## Stated problem
Can you pull out each line of the data below that includes the word "primary"?

## Records for the exercise

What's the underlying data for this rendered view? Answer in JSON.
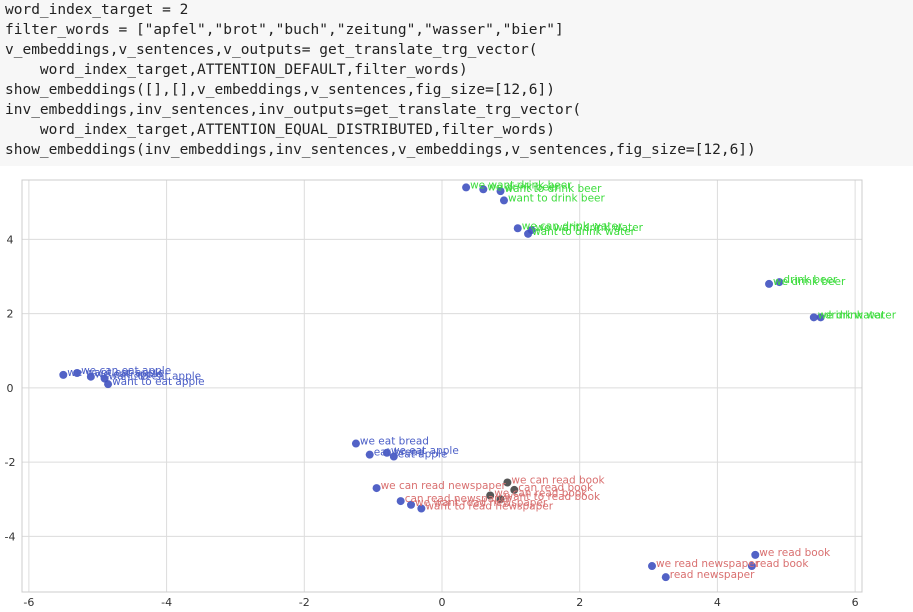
{
  "code_cell": {
    "lines": [
      "word_index_target = 2",
      "filter_words = [\"apfel\",\"brot\",\"buch\",\"zeitung\",\"wasser\",\"bier\"]",
      "v_embeddings,v_sentences,v_outputs= get_translate_trg_vector(",
      "    word_index_target,ATTENTION_DEFAULT,filter_words)",
      "show_embeddings([],[],v_embeddings,v_sentences,fig_size=[12,6])",
      "inv_embeddings,inv_sentences,inv_outputs=get_translate_trg_vector(",
      "    word_index_target,ATTENTION_EQUAL_DISTRIBUTED,filter_words)",
      "show_embeddings(inv_embeddings,inv_sentences,v_embeddings,v_sentences,fig_size=[12,6])"
    ]
  },
  "chart_data": {
    "type": "scatter",
    "xlim": [
      -6.1,
      6.1
    ],
    "ylim": [
      -5.5,
      5.6
    ],
    "xticks": [
      -6,
      -4,
      -2,
      0,
      2,
      4,
      6
    ],
    "yticks": [
      -4,
      -2,
      0,
      2,
      4
    ],
    "grid": true,
    "colors": {
      "blue": "#4c5fc7",
      "green": "#3ddc3d",
      "red": "#d97070",
      "point": "#3f51c0",
      "dark": "#444444"
    },
    "points": [
      {
        "x": 0.35,
        "y": 5.4,
        "label": "we want drink beer",
        "color": "green"
      },
      {
        "x": 0.6,
        "y": 5.35,
        "label": "we drink beer",
        "color": "green"
      },
      {
        "x": 0.85,
        "y": 5.3,
        "label": "want to drink beer",
        "color": "green"
      },
      {
        "x": 0.9,
        "y": 5.05,
        "label": "want to drink beer",
        "color": "green"
      },
      {
        "x": 1.1,
        "y": 4.3,
        "label": "we can drink water",
        "color": "green"
      },
      {
        "x": 1.3,
        "y": 4.25,
        "label": "we want drink water",
        "color": "green"
      },
      {
        "x": 1.25,
        "y": 4.15,
        "label": "want to drink water",
        "color": "green"
      },
      {
        "x": 4.75,
        "y": 2.8,
        "label": "we drink beer",
        "color": "green"
      },
      {
        "x": 4.9,
        "y": 2.85,
        "label": "drink beer",
        "color": "green"
      },
      {
        "x": 5.4,
        "y": 1.9,
        "label": "we drink water",
        "color": "green"
      },
      {
        "x": 5.5,
        "y": 1.9,
        "label": "drink water",
        "color": "green"
      },
      {
        "x": -5.5,
        "y": 0.35,
        "label": "we want eat apple",
        "color": "blue"
      },
      {
        "x": -5.3,
        "y": 0.4,
        "label": "we can eat apple",
        "color": "blue"
      },
      {
        "x": -5.1,
        "y": 0.3,
        "label": "we eat apple",
        "color": "blue"
      },
      {
        "x": -4.9,
        "y": 0.25,
        "label": "want to eat apple",
        "color": "blue"
      },
      {
        "x": -4.85,
        "y": 0.1,
        "label": "want to eat apple",
        "color": "blue"
      },
      {
        "x": -1.25,
        "y": -1.5,
        "label": "we eat bread",
        "color": "blue"
      },
      {
        "x": -1.05,
        "y": -1.8,
        "label": "eat bread",
        "color": "blue"
      },
      {
        "x": -0.8,
        "y": -1.75,
        "label": "we eat apple",
        "color": "blue"
      },
      {
        "x": -0.7,
        "y": -1.85,
        "label": "eat apple",
        "color": "blue"
      },
      {
        "x": -0.95,
        "y": -2.7,
        "label": "we can read newspaper",
        "color": "red"
      },
      {
        "x": 0.95,
        "y": -2.55,
        "label": "we can read book",
        "color": "red"
      },
      {
        "x": 1.05,
        "y": -2.75,
        "label": "can read book",
        "color": "red"
      },
      {
        "x": 0.7,
        "y": -2.9,
        "label": "we can read book",
        "color": "red"
      },
      {
        "x": 0.85,
        "y": -3.0,
        "label": "want to read book",
        "color": "red"
      },
      {
        "x": -0.6,
        "y": -3.05,
        "label": "can read newspaper",
        "color": "red"
      },
      {
        "x": -0.45,
        "y": -3.15,
        "label": "we want read newspaper",
        "color": "red"
      },
      {
        "x": -0.3,
        "y": -3.25,
        "label": "want to read newspaper",
        "color": "red"
      },
      {
        "x": 4.55,
        "y": -4.5,
        "label": "we read book",
        "color": "red"
      },
      {
        "x": 4.5,
        "y": -4.8,
        "label": "read book",
        "color": "red"
      },
      {
        "x": 3.05,
        "y": -4.8,
        "label": "we read newspaper",
        "color": "red"
      },
      {
        "x": 3.25,
        "y": -5.1,
        "label": "read newspaper",
        "color": "red"
      }
    ]
  }
}
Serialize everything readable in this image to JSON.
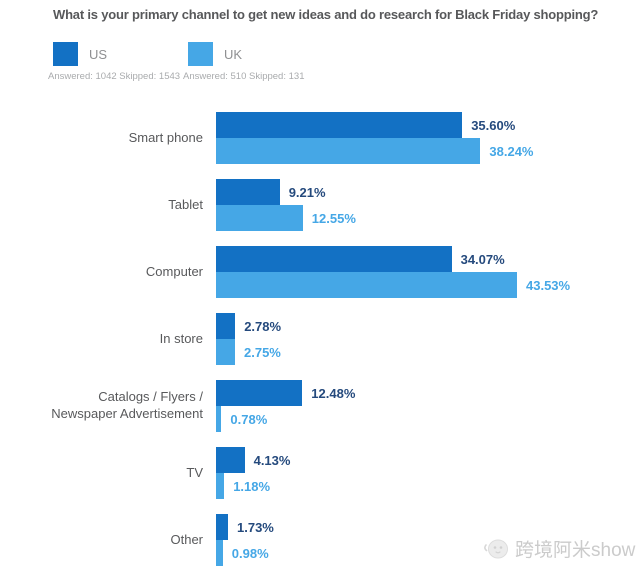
{
  "title": "What is your primary channel to get new ideas and do research for Black Friday shopping?",
  "legend": {
    "entries": [
      {
        "label": "US",
        "meta": "Answered: 1042 Skipped: 1543"
      },
      {
        "label": "UK",
        "meta": "Answered: 510 Skipped: 131"
      }
    ]
  },
  "chart_data": {
    "type": "bar",
    "orientation": "horizontal",
    "title": "What is your primary channel to get new ideas and do research for Black Friday shopping?",
    "categories": [
      "Smart phone",
      "Tablet",
      "Computer",
      "In store",
      "Catalogs / Flyers / Newspaper Advertisement",
      "TV",
      "Other"
    ],
    "series": [
      {
        "name": "US",
        "color": "#1371c4",
        "value_label_color": "#254a7d",
        "values": [
          35.6,
          9.21,
          34.07,
          2.78,
          12.48,
          4.13,
          1.73
        ]
      },
      {
        "name": "UK",
        "color": "#45a7e6",
        "value_label_color": "#45a7e6",
        "values": [
          38.24,
          12.55,
          43.53,
          2.75,
          0.78,
          1.18,
          0.98
        ]
      }
    ],
    "value_suffix": "%",
    "value_decimals": 2,
    "xlim": [
      0,
      43.53
    ],
    "grid": false,
    "legend_position": "top-left",
    "data_labels": "outside-end"
  },
  "watermark": {
    "text": "跨境阿米show"
  }
}
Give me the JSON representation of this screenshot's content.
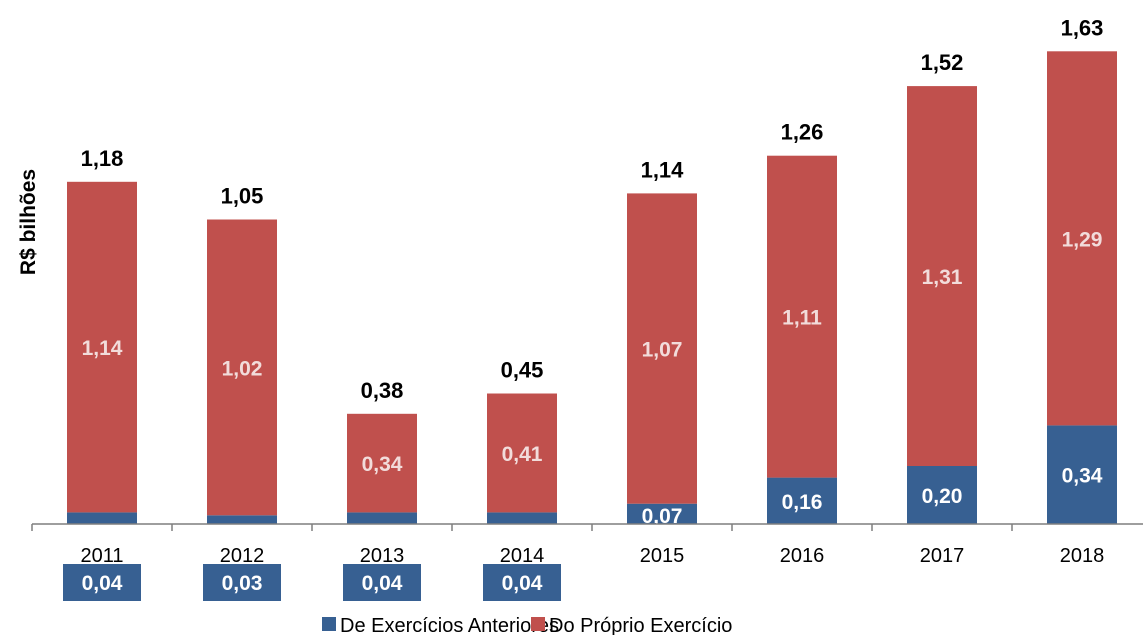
{
  "chart_data": {
    "type": "bar",
    "stacked": true,
    "ylabel": "R$ bilhões",
    "categories": [
      "2011",
      "2012",
      "2013",
      "2014",
      "2015",
      "2016",
      "2017",
      "2018"
    ],
    "series": [
      {
        "name": "De Exercícios Anteriores",
        "color": "#376092",
        "values": [
          0.04,
          0.03,
          0.04,
          0.04,
          0.07,
          0.16,
          0.2,
          0.34
        ],
        "labels": [
          "0,04",
          "0,03",
          "0,04",
          "0,04",
          "0,07",
          "0,16",
          "0,20",
          "0,34"
        ]
      },
      {
        "name": "Do Próprio Exercício",
        "color": "#c0504d",
        "values": [
          1.14,
          1.02,
          0.34,
          0.41,
          1.07,
          1.11,
          1.31,
          1.29
        ],
        "labels": [
          "1,14",
          "1,02",
          "0,34",
          "0,41",
          "1,07",
          "1,11",
          "1,31",
          "1,29"
        ]
      }
    ],
    "totals": [
      1.18,
      1.05,
      0.38,
      0.45,
      1.14,
      1.26,
      1.52,
      1.63
    ],
    "total_labels": [
      "1,18",
      "1,05",
      "0,38",
      "0,45",
      "1,14",
      "1,26",
      "1,52",
      "1,63"
    ],
    "ylim": [
      0,
      1.7
    ],
    "grid": false,
    "legend_position": "bottom"
  }
}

## Output of the exercise
  "title": "What is your primary channel to get new ideas and do research for Black Friday shopping?",
    "title": "What is your primary channel to get new ideas and do research for Black Friday shopping?",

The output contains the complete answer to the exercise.